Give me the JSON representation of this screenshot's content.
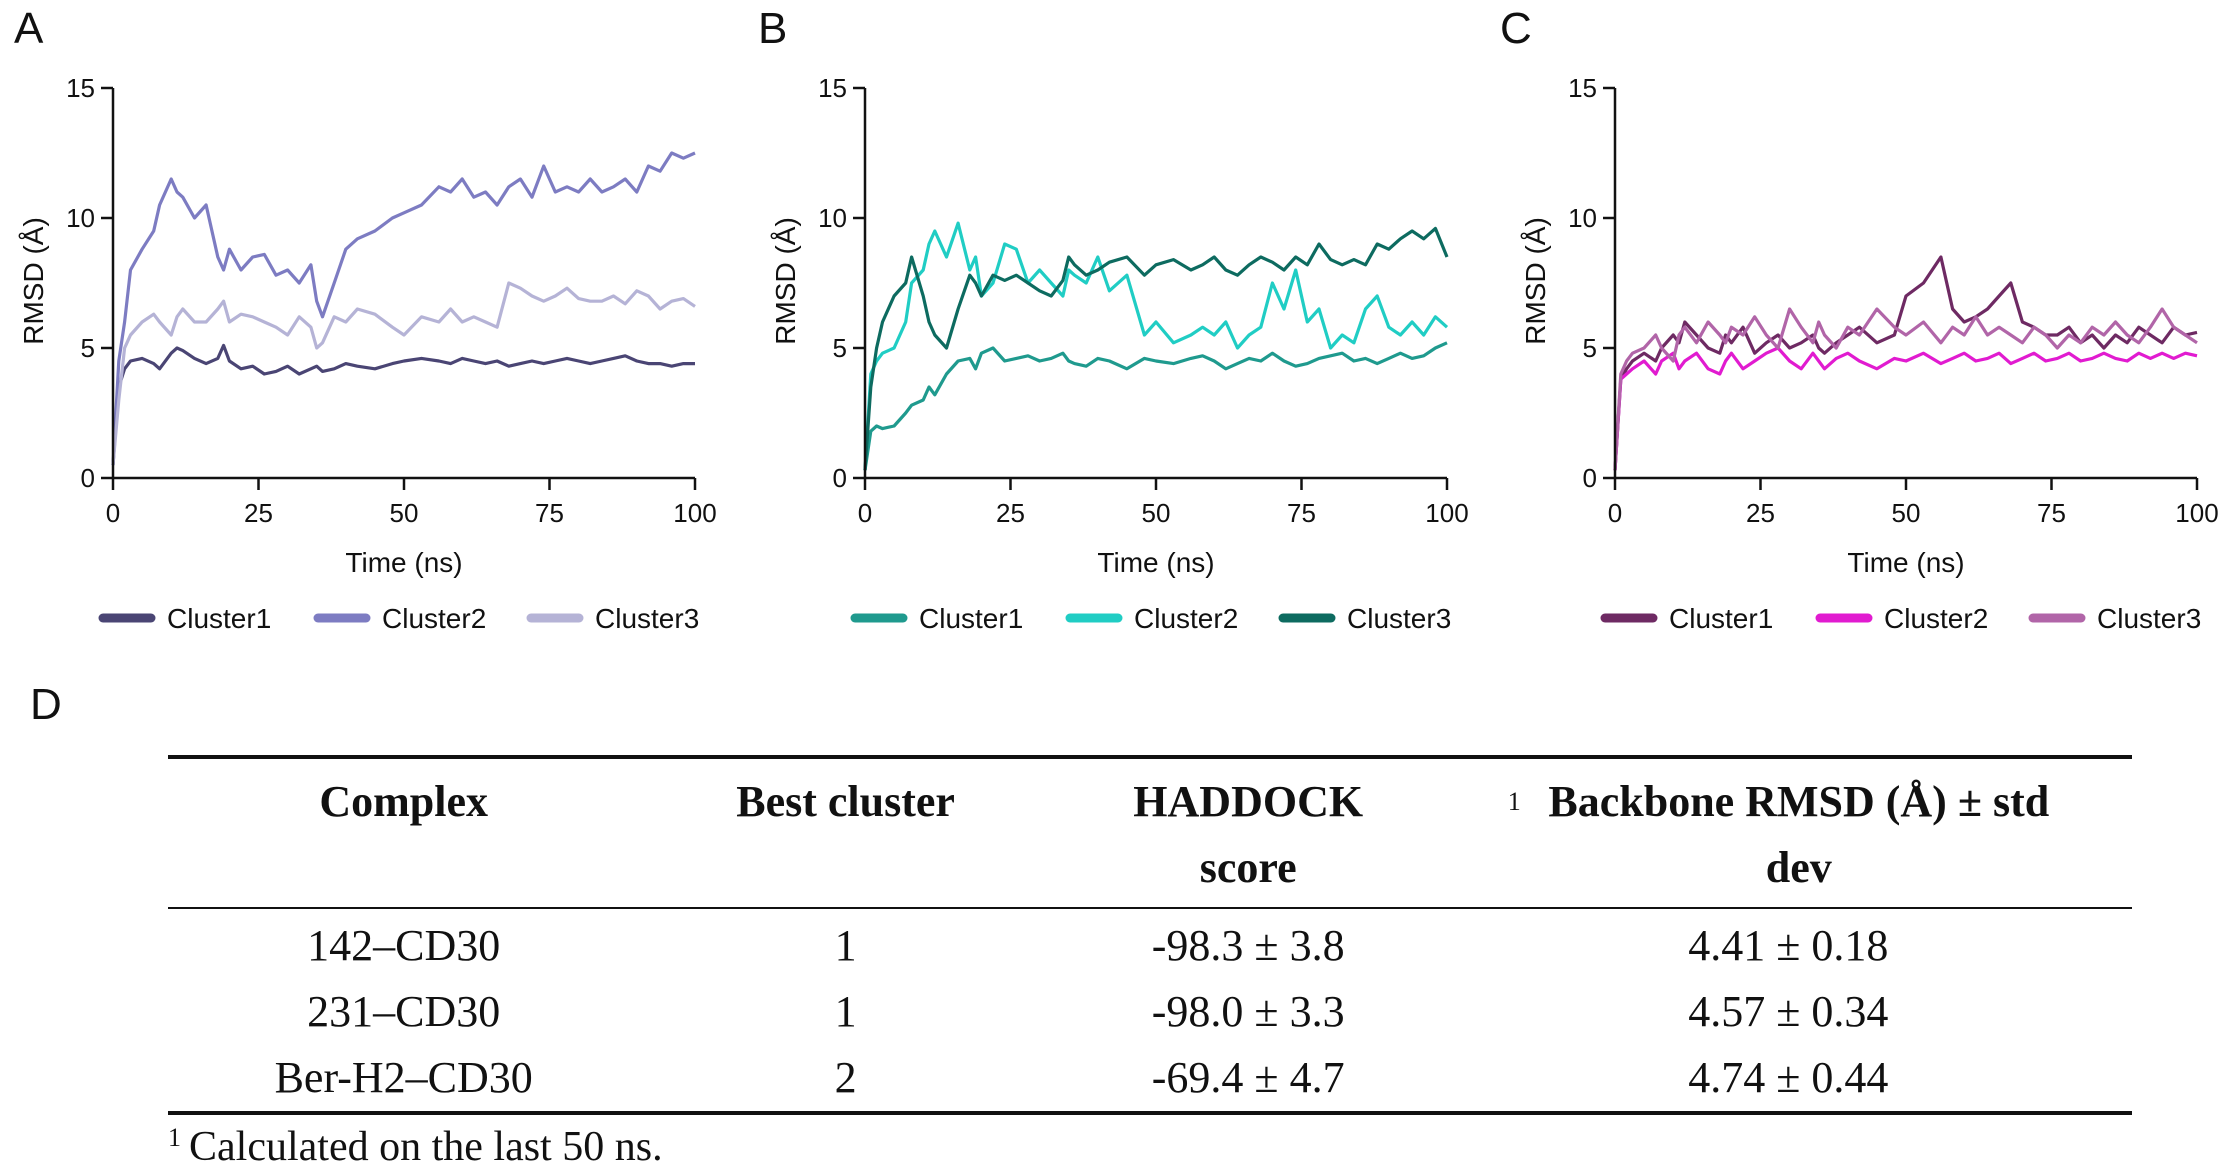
{
  "panel_labels": {
    "A": "A",
    "B": "B",
    "C": "C",
    "D": "D"
  },
  "chart_data": [
    {
      "panel": "A",
      "type": "line",
      "title": "",
      "xlabel": "Time (ns)",
      "ylabel": "RMSD (Å)",
      "xlim": [
        0,
        100
      ],
      "ylim": [
        0,
        15
      ],
      "xticks": [
        "0",
        "25",
        "50",
        "75",
        "100"
      ],
      "yticks": [
        "0",
        "5",
        "10",
        "15"
      ],
      "x": [
        0,
        1,
        2,
        3,
        5,
        7,
        8,
        10,
        11,
        12,
        14,
        16,
        18,
        19,
        20,
        22,
        24,
        26,
        28,
        30,
        32,
        34,
        35,
        36,
        38,
        40,
        42,
        45,
        48,
        50,
        53,
        56,
        58,
        60,
        62,
        64,
        66,
        68,
        70,
        72,
        74,
        76,
        78,
        80,
        82,
        84,
        86,
        88,
        90,
        92,
        94,
        96,
        98,
        100
      ],
      "series": [
        {
          "name": "Cluster1",
          "color": "#4a4574",
          "values": [
            0.5,
            3.5,
            4.2,
            4.5,
            4.6,
            4.4,
            4.2,
            4.8,
            5.0,
            4.9,
            4.6,
            4.4,
            4.6,
            5.1,
            4.5,
            4.2,
            4.3,
            4.0,
            4.1,
            4.3,
            4.0,
            4.2,
            4.3,
            4.1,
            4.2,
            4.4,
            4.3,
            4.2,
            4.4,
            4.5,
            4.6,
            4.5,
            4.4,
            4.6,
            4.5,
            4.4,
            4.5,
            4.3,
            4.4,
            4.5,
            4.4,
            4.5,
            4.6,
            4.5,
            4.4,
            4.5,
            4.6,
            4.7,
            4.5,
            4.4,
            4.4,
            4.3,
            4.4,
            4.4
          ]
        },
        {
          "name": "Cluster2",
          "color": "#7d7cc2",
          "values": [
            0.5,
            4.5,
            6.0,
            8.0,
            8.8,
            9.5,
            10.5,
            11.5,
            11.0,
            10.8,
            10.0,
            10.5,
            8.5,
            8.0,
            8.8,
            8.0,
            8.5,
            8.6,
            7.8,
            8.0,
            7.5,
            8.2,
            6.8,
            6.2,
            7.5,
            8.8,
            9.2,
            9.5,
            10.0,
            10.2,
            10.5,
            11.2,
            11.0,
            11.5,
            10.8,
            11.0,
            10.5,
            11.2,
            11.5,
            10.8,
            12.0,
            11.0,
            11.2,
            11.0,
            11.5,
            11.0,
            11.2,
            11.5,
            11.0,
            12.0,
            11.8,
            12.5,
            12.3,
            12.5
          ]
        },
        {
          "name": "Cluster3",
          "color": "#b5b3d6",
          "values": [
            0.5,
            3.0,
            5.0,
            5.5,
            6.0,
            6.3,
            6.0,
            5.5,
            6.2,
            6.5,
            6.0,
            6.0,
            6.5,
            6.8,
            6.0,
            6.3,
            6.2,
            6.0,
            5.8,
            5.5,
            6.2,
            5.8,
            5.0,
            5.2,
            6.2,
            6.0,
            6.5,
            6.3,
            5.8,
            5.5,
            6.2,
            6.0,
            6.5,
            6.0,
            6.2,
            6.0,
            5.8,
            7.5,
            7.3,
            7.0,
            6.8,
            7.0,
            7.3,
            6.9,
            6.8,
            6.8,
            7.0,
            6.7,
            7.2,
            7.0,
            6.5,
            6.8,
            6.9,
            6.6
          ]
        }
      ],
      "legend": "bottom"
    },
    {
      "panel": "B",
      "type": "line",
      "title": "",
      "xlabel": "Time (ns)",
      "ylabel": "RMSD (Å)",
      "xlim": [
        0,
        100
      ],
      "ylim": [
        0,
        15
      ],
      "xticks": [
        "0",
        "25",
        "50",
        "75",
        "100"
      ],
      "yticks": [
        "0",
        "5",
        "10",
        "15"
      ],
      "x": [
        0,
        1,
        2,
        3,
        5,
        7,
        8,
        10,
        11,
        12,
        14,
        16,
        18,
        19,
        20,
        22,
        24,
        26,
        28,
        30,
        32,
        34,
        35,
        36,
        38,
        40,
        42,
        45,
        48,
        50,
        53,
        56,
        58,
        60,
        62,
        64,
        66,
        68,
        70,
        72,
        74,
        76,
        78,
        80,
        82,
        84,
        86,
        88,
        90,
        92,
        94,
        96,
        98,
        100
      ],
      "series": [
        {
          "name": "Cluster1",
          "color": "#1f9a8e",
          "values": [
            0.3,
            1.8,
            2.0,
            1.9,
            2.0,
            2.5,
            2.8,
            3.0,
            3.5,
            3.2,
            4.0,
            4.5,
            4.6,
            4.2,
            4.8,
            5.0,
            4.5,
            4.6,
            4.7,
            4.5,
            4.6,
            4.8,
            4.5,
            4.4,
            4.3,
            4.6,
            4.5,
            4.2,
            4.6,
            4.5,
            4.4,
            4.6,
            4.7,
            4.5,
            4.2,
            4.4,
            4.6,
            4.5,
            4.8,
            4.5,
            4.3,
            4.4,
            4.6,
            4.7,
            4.8,
            4.5,
            4.6,
            4.4,
            4.6,
            4.8,
            4.6,
            4.7,
            5.0,
            5.2
          ]
        },
        {
          "name": "Cluster2",
          "color": "#20cdc4",
          "values": [
            0.3,
            4.0,
            4.5,
            4.8,
            5.0,
            6.0,
            7.5,
            8.0,
            9.0,
            9.5,
            8.5,
            9.8,
            8.0,
            8.5,
            7.0,
            7.5,
            9.0,
            8.8,
            7.5,
            8.0,
            7.5,
            7.0,
            8.0,
            7.8,
            7.5,
            8.5,
            7.2,
            7.8,
            5.5,
            6.0,
            5.2,
            5.5,
            5.8,
            5.5,
            6.0,
            5.0,
            5.5,
            5.8,
            7.5,
            6.5,
            8.0,
            6.0,
            6.5,
            5.0,
            5.5,
            5.2,
            6.5,
            7.0,
            5.8,
            5.5,
            6.0,
            5.5,
            6.2,
            5.8
          ]
        },
        {
          "name": "Cluster3",
          "color": "#0d6b60",
          "values": [
            0.3,
            3.5,
            5.0,
            6.0,
            7.0,
            7.5,
            8.5,
            7.0,
            6.0,
            5.5,
            5.0,
            6.5,
            7.8,
            7.5,
            7.0,
            7.8,
            7.6,
            7.8,
            7.5,
            7.2,
            7.0,
            7.6,
            8.5,
            8.2,
            7.8,
            8.0,
            8.3,
            8.5,
            7.8,
            8.2,
            8.4,
            8.0,
            8.2,
            8.5,
            8.0,
            7.8,
            8.2,
            8.5,
            8.3,
            8.0,
            8.5,
            8.2,
            9.0,
            8.4,
            8.2,
            8.4,
            8.2,
            9.0,
            8.8,
            9.2,
            9.5,
            9.2,
            9.6,
            8.5
          ]
        }
      ],
      "legend": "bottom"
    },
    {
      "panel": "C",
      "type": "line",
      "title": "",
      "xlabel": "Time (ns)",
      "ylabel": "RMSD (Å)",
      "xlim": [
        0,
        100
      ],
      "ylim": [
        0,
        15
      ],
      "xticks": [
        "0",
        "25",
        "50",
        "75",
        "100"
      ],
      "yticks": [
        "0",
        "5",
        "10",
        "15"
      ],
      "x": [
        0,
        1,
        2,
        3,
        5,
        7,
        8,
        10,
        11,
        12,
        14,
        16,
        18,
        19,
        20,
        22,
        24,
        26,
        28,
        30,
        32,
        34,
        35,
        36,
        38,
        40,
        42,
        45,
        48,
        50,
        53,
        56,
        58,
        60,
        62,
        64,
        66,
        68,
        70,
        72,
        74,
        76,
        78,
        80,
        82,
        84,
        86,
        88,
        90,
        92,
        94,
        96,
        98,
        100
      ],
      "series": [
        {
          "name": "Cluster1",
          "color": "#6e2a63",
          "values": [
            0.3,
            3.8,
            4.2,
            4.5,
            4.8,
            4.5,
            5.0,
            5.5,
            5.2,
            6.0,
            5.5,
            5.0,
            4.8,
            5.5,
            5.2,
            5.8,
            4.8,
            5.2,
            5.5,
            5.0,
            5.2,
            5.5,
            5.0,
            4.8,
            5.2,
            5.5,
            5.8,
            5.2,
            5.5,
            7.0,
            7.5,
            8.5,
            6.5,
            6.0,
            6.2,
            6.5,
            7.0,
            7.5,
            6.0,
            5.8,
            5.5,
            5.5,
            5.8,
            5.2,
            5.5,
            5.0,
            5.5,
            5.2,
            5.8,
            5.5,
            5.2,
            5.8,
            5.5,
            5.6
          ]
        },
        {
          "name": "Cluster2",
          "color": "#e11bd0",
          "values": [
            0.3,
            3.8,
            4.0,
            4.2,
            4.5,
            4.0,
            4.5,
            4.8,
            4.2,
            4.5,
            4.8,
            4.2,
            4.0,
            4.5,
            4.8,
            4.2,
            4.5,
            4.8,
            5.0,
            4.5,
            4.2,
            4.8,
            4.5,
            4.2,
            4.6,
            4.8,
            4.5,
            4.2,
            4.6,
            4.5,
            4.8,
            4.4,
            4.6,
            4.8,
            4.5,
            4.6,
            4.8,
            4.4,
            4.6,
            4.8,
            4.5,
            4.6,
            4.8,
            4.5,
            4.6,
            4.8,
            4.6,
            4.5,
            4.8,
            4.6,
            4.8,
            4.6,
            4.8,
            4.7
          ]
        },
        {
          "name": "Cluster3",
          "color": "#b165a8",
          "values": [
            0.3,
            4.0,
            4.5,
            4.8,
            5.0,
            5.5,
            5.0,
            4.5,
            5.5,
            5.8,
            5.2,
            6.0,
            5.5,
            5.2,
            5.8,
            5.5,
            6.2,
            5.5,
            5.0,
            6.5,
            5.8,
            5.2,
            6.0,
            5.5,
            5.0,
            5.8,
            5.5,
            6.5,
            5.8,
            5.5,
            6.0,
            5.2,
            5.8,
            5.5,
            6.2,
            5.5,
            5.8,
            5.5,
            5.2,
            5.8,
            5.5,
            5.0,
            5.5,
            5.2,
            5.8,
            5.5,
            6.0,
            5.5,
            5.2,
            5.8,
            6.5,
            5.8,
            5.5,
            5.2
          ]
        }
      ],
      "legend": "bottom"
    }
  ],
  "table": {
    "headers": {
      "complex": "Complex",
      "best_cluster": "Best cluster",
      "haddock": "HADDOCK score",
      "rmsd_sup": "1",
      "rmsd": "Backbone RMSD (Å) ± std dev"
    },
    "rows": [
      {
        "complex": "142–CD30",
        "best_cluster": "1",
        "haddock": "-98.3 ± 3.8",
        "rmsd": "4.41 ± 0.18"
      },
      {
        "complex": "231–CD30",
        "best_cluster": "1",
        "haddock": "-98.0 ± 3.3",
        "rmsd": "4.57 ± 0.34"
      },
      {
        "complex": "Ber-H2–CD30",
        "best_cluster": "2",
        "haddock": "-69.4 ± 4.7",
        "rmsd": "4.74 ± 0.44"
      }
    ],
    "footnote_sup": "1",
    "footnote": "Calculated on the last 50 ns."
  }
}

→ Written instruction:
Of the lines in the data, how many hold the string "haddock"? State the number, nothing else.

→ Complete answer:
4